Stored data:
********

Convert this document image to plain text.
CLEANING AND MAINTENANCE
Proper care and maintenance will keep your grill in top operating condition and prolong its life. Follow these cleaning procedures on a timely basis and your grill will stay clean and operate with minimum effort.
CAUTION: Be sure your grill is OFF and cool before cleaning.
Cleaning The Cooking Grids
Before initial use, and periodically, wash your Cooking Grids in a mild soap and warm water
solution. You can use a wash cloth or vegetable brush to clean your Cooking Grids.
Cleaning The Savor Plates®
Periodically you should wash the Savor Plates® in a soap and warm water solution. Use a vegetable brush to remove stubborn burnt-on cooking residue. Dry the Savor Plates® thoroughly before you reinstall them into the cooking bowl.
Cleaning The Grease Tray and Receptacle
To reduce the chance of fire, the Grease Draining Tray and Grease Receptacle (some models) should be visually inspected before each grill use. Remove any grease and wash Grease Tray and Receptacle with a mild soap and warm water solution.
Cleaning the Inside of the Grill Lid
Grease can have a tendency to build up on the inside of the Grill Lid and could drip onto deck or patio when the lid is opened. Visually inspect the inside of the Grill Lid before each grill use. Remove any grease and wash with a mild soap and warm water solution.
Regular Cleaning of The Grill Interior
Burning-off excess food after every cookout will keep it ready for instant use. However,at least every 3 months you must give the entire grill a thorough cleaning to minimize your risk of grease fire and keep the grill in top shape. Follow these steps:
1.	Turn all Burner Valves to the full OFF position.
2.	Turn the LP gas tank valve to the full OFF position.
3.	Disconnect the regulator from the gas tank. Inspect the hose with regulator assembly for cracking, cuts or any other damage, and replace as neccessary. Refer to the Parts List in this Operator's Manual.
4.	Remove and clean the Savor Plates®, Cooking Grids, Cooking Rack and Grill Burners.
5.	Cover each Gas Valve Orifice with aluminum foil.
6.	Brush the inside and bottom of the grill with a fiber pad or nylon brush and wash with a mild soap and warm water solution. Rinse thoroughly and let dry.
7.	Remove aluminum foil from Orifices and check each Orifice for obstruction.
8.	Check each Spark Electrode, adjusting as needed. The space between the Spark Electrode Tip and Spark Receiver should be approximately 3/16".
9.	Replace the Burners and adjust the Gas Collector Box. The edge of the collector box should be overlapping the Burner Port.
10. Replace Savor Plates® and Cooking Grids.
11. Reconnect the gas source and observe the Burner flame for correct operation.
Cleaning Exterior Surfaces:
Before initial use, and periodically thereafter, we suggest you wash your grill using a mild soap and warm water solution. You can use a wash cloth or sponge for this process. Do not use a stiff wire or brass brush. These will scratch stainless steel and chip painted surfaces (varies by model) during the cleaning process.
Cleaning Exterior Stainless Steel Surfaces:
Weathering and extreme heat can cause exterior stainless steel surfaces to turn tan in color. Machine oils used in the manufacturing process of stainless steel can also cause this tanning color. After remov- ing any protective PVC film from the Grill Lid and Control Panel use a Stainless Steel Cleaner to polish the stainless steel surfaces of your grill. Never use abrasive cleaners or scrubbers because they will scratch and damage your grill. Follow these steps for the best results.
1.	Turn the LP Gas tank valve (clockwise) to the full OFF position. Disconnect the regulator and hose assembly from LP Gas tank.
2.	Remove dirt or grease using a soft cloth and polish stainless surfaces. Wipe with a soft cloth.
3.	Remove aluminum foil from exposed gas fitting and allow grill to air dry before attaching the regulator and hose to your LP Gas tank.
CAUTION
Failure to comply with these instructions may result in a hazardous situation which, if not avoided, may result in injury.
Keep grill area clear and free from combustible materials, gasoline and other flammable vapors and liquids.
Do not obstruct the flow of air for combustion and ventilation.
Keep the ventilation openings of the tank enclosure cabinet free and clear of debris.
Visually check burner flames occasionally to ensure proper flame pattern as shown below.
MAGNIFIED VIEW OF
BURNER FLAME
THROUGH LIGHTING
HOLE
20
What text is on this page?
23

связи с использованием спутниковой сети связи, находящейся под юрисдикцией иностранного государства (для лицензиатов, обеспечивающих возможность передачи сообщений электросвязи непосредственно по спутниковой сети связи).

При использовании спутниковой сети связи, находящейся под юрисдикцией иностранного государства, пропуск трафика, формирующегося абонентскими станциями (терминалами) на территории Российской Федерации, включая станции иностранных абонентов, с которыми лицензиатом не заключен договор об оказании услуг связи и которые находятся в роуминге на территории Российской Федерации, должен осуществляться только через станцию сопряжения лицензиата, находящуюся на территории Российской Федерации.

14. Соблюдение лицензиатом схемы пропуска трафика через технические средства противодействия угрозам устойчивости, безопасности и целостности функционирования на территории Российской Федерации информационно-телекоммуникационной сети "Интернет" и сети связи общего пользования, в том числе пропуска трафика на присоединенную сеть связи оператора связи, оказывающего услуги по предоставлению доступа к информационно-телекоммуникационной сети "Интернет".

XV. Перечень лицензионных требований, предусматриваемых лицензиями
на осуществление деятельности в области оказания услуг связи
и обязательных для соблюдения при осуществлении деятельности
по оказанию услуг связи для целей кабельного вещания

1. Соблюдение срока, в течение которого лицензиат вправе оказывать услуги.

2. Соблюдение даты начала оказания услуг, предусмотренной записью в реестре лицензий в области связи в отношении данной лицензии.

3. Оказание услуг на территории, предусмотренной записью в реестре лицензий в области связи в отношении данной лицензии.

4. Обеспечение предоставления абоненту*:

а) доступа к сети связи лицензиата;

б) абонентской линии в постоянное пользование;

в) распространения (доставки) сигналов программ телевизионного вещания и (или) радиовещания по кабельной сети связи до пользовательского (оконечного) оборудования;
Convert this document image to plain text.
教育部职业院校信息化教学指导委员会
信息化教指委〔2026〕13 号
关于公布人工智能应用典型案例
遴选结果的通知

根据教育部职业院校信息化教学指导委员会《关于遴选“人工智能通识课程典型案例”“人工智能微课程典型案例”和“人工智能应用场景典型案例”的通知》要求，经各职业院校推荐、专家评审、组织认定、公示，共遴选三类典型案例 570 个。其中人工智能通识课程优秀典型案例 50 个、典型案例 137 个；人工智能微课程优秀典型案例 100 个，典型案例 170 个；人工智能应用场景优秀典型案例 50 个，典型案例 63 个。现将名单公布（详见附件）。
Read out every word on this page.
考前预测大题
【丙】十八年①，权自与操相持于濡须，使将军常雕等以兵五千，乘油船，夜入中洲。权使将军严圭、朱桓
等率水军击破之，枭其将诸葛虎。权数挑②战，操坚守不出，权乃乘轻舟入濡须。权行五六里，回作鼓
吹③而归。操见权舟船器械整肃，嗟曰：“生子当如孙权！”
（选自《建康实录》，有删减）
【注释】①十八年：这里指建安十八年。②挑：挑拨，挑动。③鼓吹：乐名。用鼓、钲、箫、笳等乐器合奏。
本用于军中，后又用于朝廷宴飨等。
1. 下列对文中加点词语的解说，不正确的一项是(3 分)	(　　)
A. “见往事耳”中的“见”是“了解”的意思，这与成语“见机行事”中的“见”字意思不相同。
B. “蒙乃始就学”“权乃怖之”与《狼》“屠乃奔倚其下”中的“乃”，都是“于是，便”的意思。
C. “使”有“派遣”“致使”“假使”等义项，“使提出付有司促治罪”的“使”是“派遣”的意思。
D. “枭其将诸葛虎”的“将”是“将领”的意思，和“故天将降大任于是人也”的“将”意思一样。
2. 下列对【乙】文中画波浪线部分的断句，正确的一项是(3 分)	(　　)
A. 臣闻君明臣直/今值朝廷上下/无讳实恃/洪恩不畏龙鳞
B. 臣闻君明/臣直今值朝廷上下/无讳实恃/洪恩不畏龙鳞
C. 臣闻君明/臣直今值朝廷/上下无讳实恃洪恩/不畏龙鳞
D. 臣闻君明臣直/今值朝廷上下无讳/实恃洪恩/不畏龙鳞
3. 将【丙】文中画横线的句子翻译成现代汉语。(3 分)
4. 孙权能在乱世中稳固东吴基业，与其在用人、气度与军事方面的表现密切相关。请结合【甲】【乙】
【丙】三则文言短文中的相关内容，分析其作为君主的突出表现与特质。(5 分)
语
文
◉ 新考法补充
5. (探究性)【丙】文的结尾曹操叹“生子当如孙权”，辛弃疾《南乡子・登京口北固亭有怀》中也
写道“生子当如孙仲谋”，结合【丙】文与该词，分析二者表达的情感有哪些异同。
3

********

Stated task: Which lines include the word "fire"? Copy every one of them.

The completed task:
To reduce the chance of fire, the Grease Draining Tray and Grease Receptacle (some models) should be visually inspected before each grill use. Remove any grease and wash Grease Tray and Receptacle with a mild soap and warm water solution.
Burning-off excess food after every cookout will keep it ready for instant use. However,at least every 3 months you must give the entire grill a thorough cleaning to minimize your risk of grease fire and keep the grill in top shape. Follow these steps:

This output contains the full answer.